(Stored dataset items)
_ _ _ _ _ _ _

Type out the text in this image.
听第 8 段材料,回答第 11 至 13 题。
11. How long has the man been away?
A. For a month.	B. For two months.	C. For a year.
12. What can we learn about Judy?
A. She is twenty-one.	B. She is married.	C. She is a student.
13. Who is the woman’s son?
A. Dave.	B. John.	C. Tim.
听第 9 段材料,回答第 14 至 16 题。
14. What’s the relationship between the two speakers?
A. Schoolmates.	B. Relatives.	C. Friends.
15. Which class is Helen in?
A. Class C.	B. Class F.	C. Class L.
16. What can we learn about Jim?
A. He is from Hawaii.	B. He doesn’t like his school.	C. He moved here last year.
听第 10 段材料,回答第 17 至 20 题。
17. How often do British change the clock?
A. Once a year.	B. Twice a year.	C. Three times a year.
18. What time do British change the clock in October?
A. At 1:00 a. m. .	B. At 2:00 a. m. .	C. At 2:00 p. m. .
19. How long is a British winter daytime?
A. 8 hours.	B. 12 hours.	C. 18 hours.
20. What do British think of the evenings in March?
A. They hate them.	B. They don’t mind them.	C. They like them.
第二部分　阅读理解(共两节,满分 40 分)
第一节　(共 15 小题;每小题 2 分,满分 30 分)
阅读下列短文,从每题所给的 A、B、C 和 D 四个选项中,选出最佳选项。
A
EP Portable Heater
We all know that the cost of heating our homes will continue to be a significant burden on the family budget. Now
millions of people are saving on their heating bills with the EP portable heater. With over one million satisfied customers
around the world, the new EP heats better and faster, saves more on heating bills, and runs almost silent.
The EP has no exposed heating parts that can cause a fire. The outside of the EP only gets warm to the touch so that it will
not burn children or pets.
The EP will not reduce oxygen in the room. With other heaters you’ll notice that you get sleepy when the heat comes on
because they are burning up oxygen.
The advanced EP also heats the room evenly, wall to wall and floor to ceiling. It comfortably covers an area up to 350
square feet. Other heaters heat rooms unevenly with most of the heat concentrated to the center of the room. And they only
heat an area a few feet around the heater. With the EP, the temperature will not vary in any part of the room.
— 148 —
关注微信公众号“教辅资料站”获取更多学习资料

_ _ _ _ _ _ _

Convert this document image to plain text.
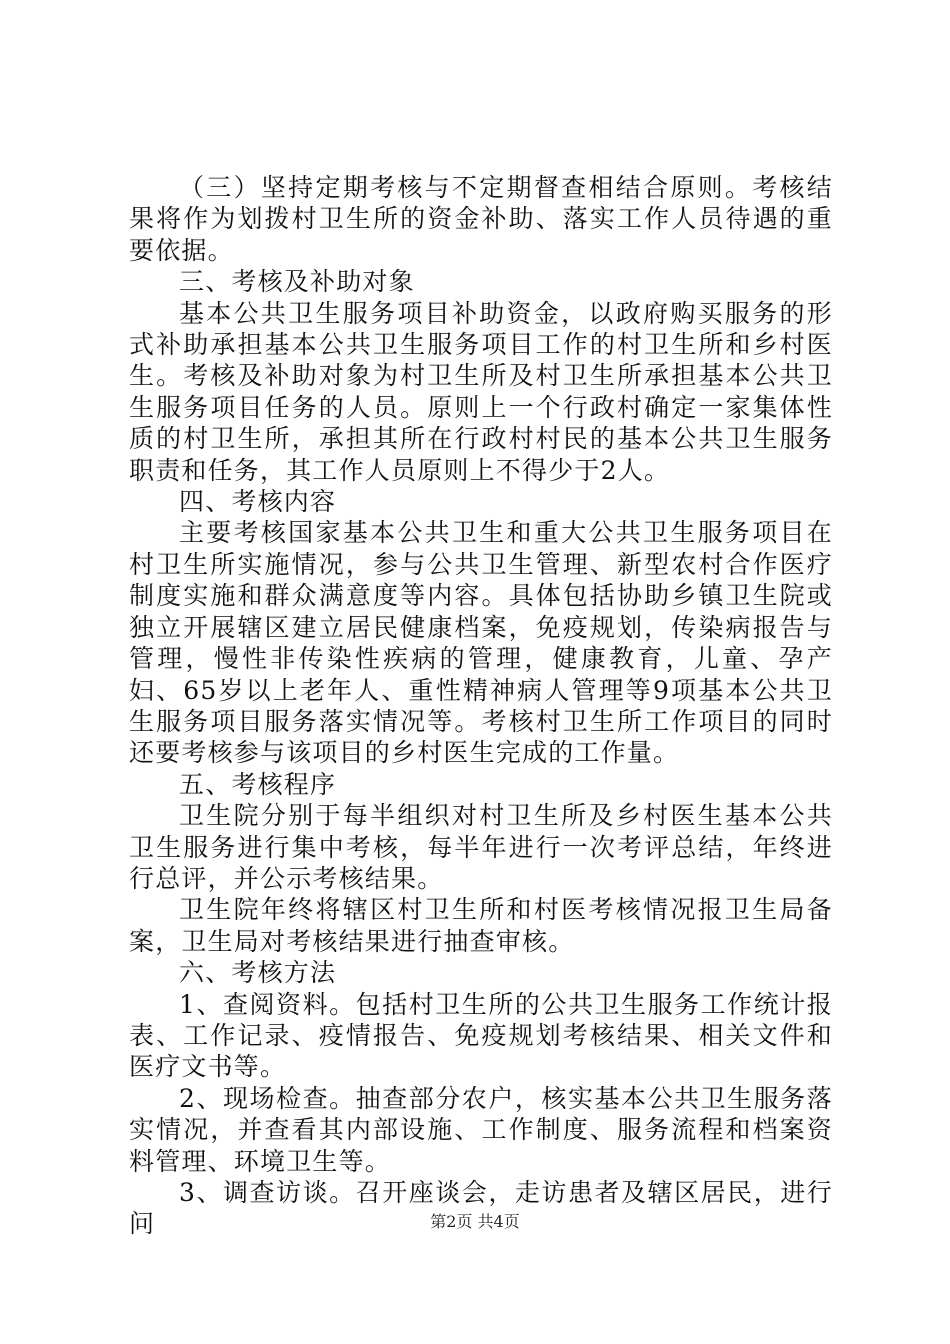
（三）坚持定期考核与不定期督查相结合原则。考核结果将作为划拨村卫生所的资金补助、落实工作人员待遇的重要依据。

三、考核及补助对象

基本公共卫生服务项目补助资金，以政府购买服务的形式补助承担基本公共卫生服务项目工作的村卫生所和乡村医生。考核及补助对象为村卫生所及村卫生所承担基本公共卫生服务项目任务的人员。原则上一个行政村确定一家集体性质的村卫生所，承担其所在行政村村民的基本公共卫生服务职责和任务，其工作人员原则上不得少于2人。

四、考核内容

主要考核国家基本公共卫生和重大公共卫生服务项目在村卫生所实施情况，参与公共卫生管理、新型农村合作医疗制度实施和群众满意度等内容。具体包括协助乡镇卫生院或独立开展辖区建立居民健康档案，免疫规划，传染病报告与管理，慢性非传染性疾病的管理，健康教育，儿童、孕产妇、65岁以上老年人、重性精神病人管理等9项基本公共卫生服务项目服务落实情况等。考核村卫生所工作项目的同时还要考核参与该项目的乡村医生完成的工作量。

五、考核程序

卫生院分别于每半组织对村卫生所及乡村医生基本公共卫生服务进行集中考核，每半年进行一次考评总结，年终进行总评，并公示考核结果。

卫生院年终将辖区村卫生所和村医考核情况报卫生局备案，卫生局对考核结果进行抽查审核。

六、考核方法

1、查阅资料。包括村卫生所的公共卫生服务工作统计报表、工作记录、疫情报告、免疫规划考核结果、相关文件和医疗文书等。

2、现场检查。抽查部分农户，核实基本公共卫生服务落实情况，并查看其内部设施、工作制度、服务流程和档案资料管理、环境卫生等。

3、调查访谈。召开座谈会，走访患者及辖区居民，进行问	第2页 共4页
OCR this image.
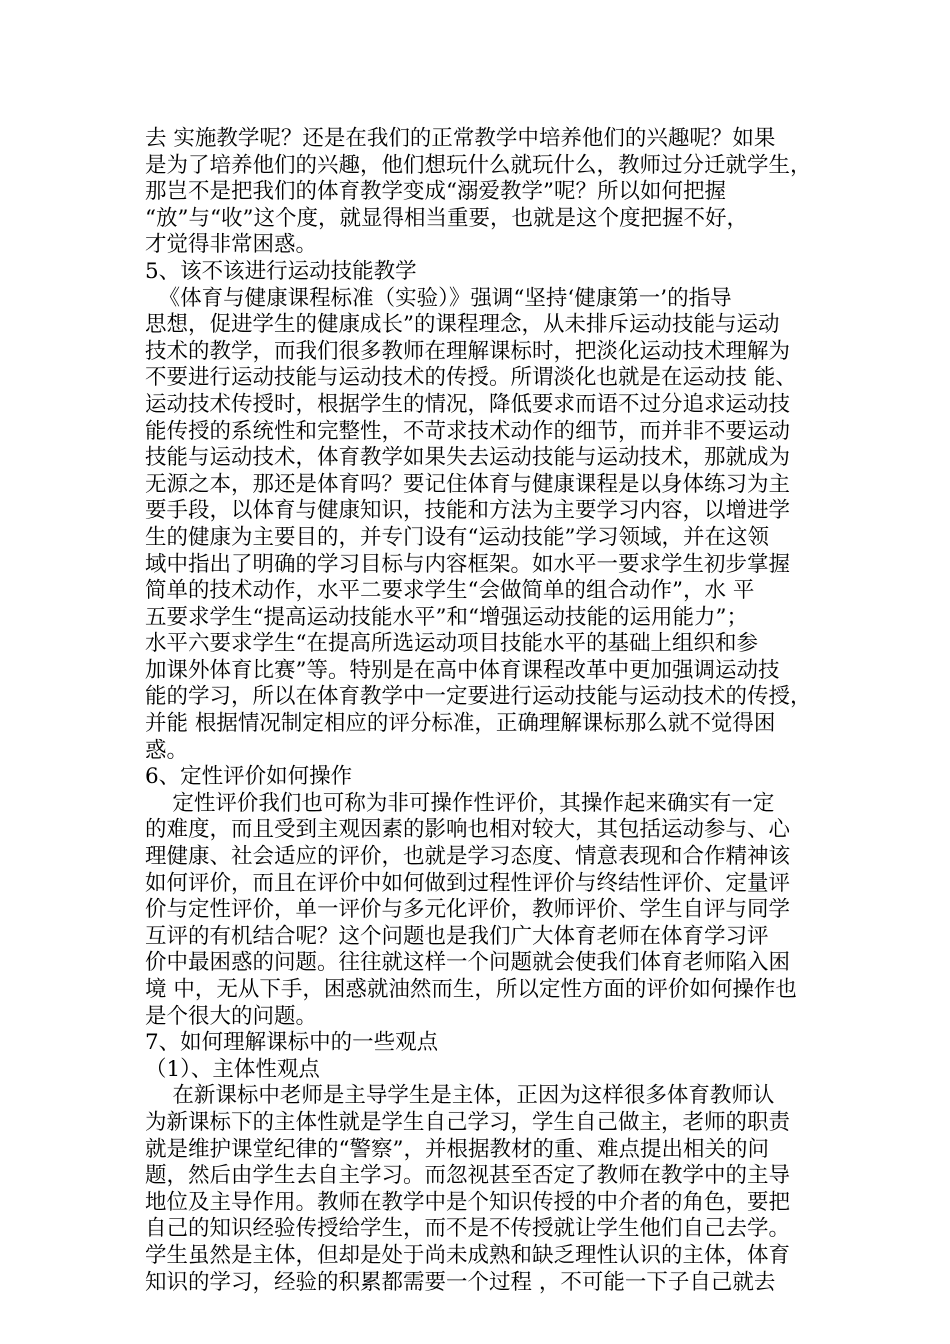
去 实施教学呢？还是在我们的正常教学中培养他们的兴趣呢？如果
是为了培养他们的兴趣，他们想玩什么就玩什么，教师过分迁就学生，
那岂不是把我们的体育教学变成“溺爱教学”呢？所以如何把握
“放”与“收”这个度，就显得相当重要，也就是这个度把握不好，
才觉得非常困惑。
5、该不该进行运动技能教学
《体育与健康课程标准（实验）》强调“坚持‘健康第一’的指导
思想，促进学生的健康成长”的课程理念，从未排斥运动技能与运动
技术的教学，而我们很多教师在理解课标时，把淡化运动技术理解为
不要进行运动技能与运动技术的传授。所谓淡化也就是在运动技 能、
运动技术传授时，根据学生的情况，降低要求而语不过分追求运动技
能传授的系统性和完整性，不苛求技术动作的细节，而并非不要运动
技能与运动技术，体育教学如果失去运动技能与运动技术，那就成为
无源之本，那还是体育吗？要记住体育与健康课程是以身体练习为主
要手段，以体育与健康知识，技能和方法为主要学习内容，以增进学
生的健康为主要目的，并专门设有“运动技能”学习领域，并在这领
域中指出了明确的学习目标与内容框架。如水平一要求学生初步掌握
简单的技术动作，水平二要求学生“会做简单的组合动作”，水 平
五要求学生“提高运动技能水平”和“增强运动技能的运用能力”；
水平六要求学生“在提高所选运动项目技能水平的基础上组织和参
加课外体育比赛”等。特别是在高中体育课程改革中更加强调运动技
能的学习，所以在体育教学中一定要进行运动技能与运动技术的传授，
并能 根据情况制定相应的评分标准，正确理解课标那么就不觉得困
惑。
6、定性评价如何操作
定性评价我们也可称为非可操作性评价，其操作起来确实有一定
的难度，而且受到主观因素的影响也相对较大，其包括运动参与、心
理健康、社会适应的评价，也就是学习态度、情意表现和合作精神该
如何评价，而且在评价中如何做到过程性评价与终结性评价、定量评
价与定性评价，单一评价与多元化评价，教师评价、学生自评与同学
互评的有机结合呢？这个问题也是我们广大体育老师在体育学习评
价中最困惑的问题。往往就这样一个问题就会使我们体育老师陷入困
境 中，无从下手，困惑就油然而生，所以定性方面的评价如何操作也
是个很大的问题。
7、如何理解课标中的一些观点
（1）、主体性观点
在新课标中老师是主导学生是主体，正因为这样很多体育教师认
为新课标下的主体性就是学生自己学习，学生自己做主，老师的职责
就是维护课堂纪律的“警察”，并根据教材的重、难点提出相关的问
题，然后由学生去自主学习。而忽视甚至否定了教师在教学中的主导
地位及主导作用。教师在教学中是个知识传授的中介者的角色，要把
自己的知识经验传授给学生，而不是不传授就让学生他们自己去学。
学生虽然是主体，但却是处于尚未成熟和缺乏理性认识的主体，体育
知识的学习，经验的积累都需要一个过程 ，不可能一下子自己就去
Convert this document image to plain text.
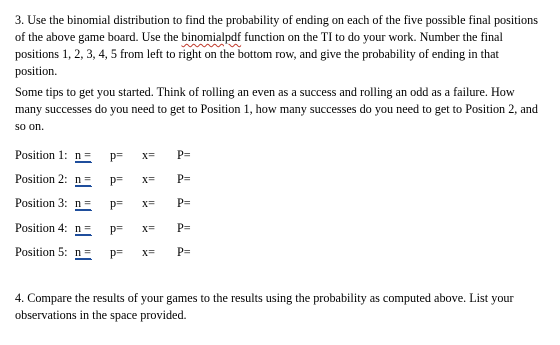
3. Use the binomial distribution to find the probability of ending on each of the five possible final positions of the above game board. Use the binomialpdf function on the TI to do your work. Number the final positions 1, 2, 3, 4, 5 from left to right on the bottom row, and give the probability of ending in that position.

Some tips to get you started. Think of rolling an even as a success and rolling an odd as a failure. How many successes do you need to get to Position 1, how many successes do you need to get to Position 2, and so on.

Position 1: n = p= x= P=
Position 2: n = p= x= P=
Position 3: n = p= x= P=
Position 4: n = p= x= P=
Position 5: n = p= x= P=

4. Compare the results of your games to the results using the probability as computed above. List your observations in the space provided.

_ _ _ _ _ _ _

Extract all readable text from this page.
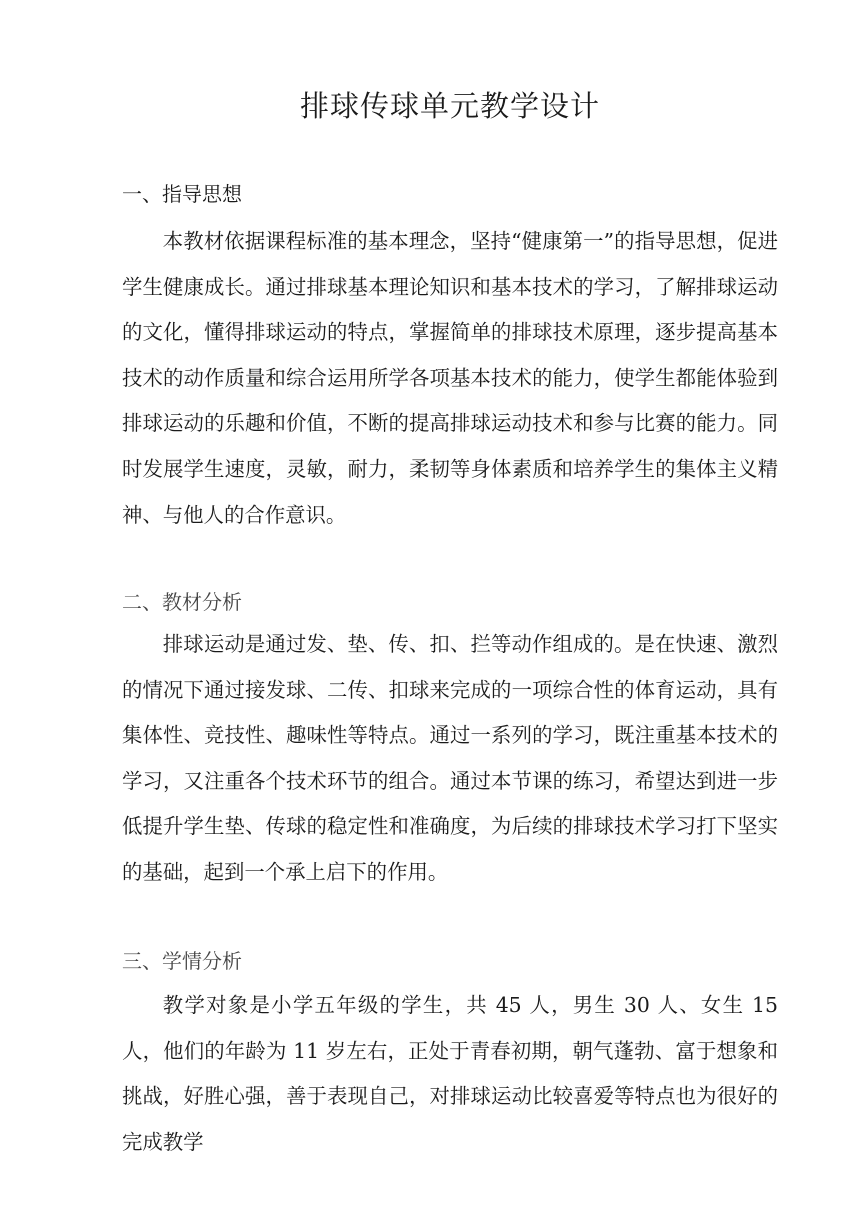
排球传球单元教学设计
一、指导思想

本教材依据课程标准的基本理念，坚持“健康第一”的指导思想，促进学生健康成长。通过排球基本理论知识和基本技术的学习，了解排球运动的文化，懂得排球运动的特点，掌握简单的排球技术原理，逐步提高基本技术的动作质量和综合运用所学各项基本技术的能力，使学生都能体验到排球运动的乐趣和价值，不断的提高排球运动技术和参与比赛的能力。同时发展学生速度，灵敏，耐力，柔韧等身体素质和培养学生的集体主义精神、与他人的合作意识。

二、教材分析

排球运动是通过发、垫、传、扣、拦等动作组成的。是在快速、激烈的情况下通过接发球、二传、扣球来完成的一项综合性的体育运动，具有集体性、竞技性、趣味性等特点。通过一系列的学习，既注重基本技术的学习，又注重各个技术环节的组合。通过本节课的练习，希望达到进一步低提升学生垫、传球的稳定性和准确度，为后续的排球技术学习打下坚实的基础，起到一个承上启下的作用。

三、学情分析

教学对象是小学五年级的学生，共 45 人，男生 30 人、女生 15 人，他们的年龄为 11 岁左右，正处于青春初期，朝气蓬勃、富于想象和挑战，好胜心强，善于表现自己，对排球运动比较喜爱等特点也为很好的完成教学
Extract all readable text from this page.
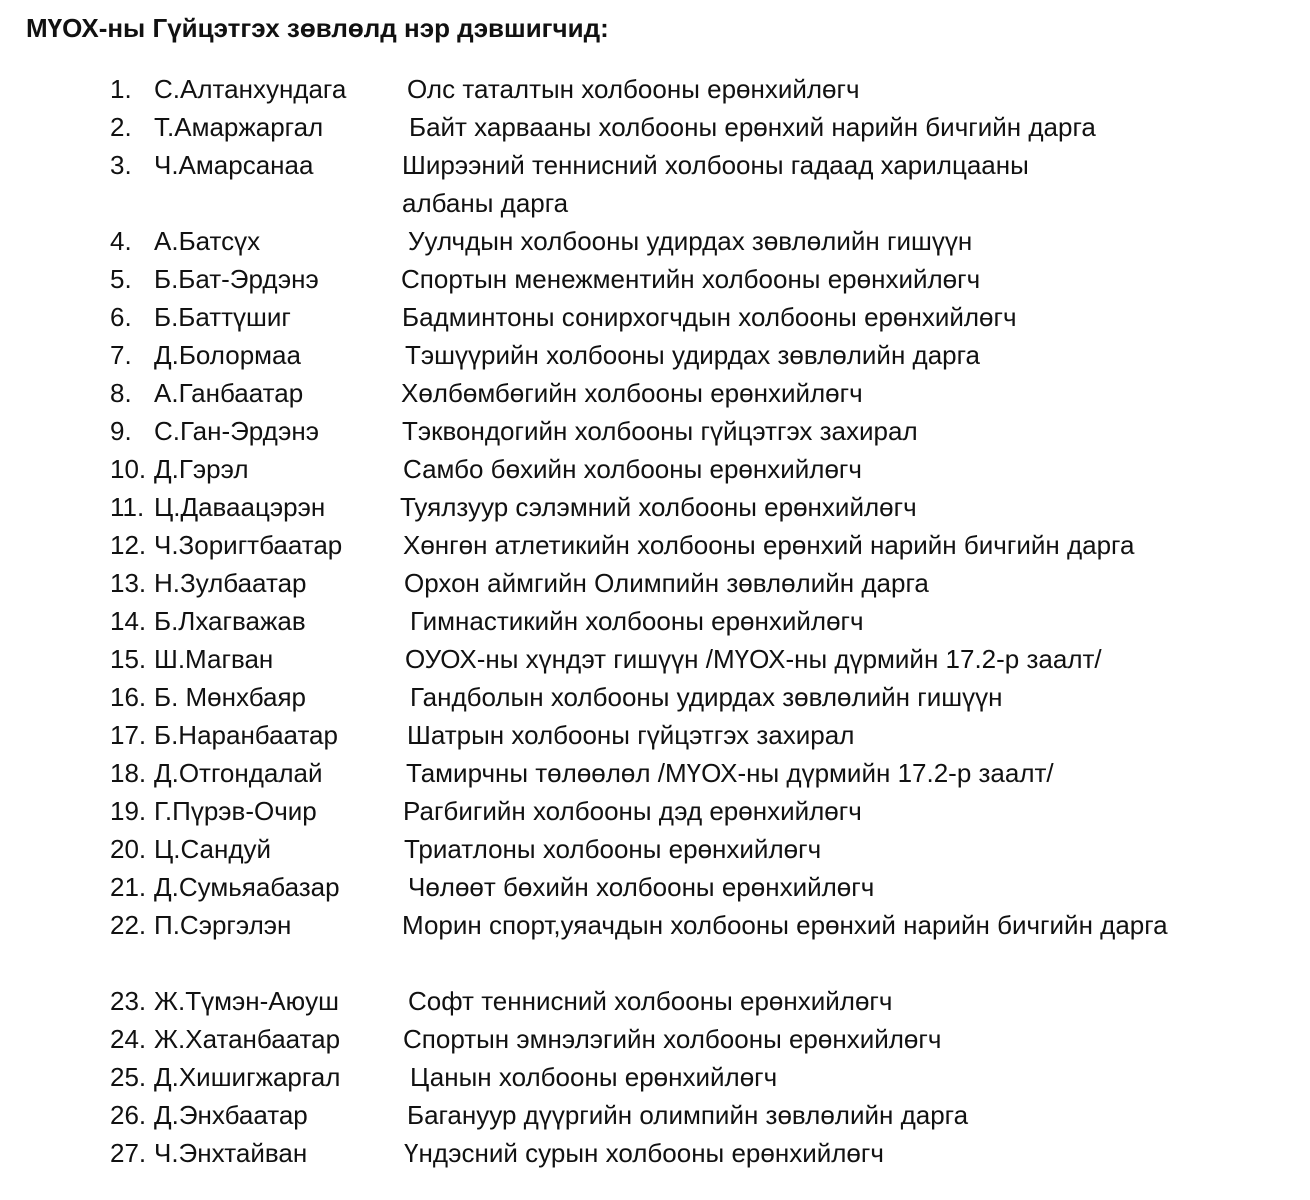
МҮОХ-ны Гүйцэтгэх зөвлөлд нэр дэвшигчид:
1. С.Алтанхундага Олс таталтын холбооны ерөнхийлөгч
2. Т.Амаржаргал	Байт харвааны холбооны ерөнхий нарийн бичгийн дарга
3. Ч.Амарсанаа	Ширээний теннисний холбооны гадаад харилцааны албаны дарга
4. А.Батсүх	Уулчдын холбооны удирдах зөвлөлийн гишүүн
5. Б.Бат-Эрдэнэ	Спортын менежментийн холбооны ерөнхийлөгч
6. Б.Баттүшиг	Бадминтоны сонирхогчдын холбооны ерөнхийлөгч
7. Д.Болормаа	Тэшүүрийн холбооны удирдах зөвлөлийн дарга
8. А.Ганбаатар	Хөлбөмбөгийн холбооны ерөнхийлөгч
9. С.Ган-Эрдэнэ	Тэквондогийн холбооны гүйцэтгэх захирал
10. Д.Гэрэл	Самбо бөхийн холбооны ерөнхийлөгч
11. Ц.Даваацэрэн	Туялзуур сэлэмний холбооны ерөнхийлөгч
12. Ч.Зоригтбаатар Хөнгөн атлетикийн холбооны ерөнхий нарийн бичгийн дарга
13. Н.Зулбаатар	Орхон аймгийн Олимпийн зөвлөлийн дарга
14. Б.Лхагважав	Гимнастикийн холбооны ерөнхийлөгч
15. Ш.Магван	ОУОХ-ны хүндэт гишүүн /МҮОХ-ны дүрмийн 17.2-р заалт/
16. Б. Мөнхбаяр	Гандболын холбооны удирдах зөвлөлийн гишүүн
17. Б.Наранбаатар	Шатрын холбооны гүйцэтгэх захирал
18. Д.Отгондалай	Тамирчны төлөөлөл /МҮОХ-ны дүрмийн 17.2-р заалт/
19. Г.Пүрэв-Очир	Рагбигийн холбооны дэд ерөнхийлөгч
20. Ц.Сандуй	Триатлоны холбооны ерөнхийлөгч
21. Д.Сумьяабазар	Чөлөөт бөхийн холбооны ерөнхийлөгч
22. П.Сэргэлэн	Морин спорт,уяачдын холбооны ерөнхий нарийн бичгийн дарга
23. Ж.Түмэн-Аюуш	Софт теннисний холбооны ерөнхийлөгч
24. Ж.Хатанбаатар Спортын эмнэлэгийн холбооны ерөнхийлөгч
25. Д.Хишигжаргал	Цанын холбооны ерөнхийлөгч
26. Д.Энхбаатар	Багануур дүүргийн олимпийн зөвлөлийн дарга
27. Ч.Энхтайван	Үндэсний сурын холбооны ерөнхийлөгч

_ _ _ _ _ _ _

Go through the listing above and list every line that has the word "probability".

3. Use the binomial distribution to find the probability of ending on each of the five possible final positions of the above game board. Use the binomialpdf function on the TI to do your work. Number the final positions 1, 2, 3, 4, 5 from left to right on the bottom row, and give the probability of ending in that position.
4. Compare the results of your games to the results using the probability as computed above. List your observations in the space provided.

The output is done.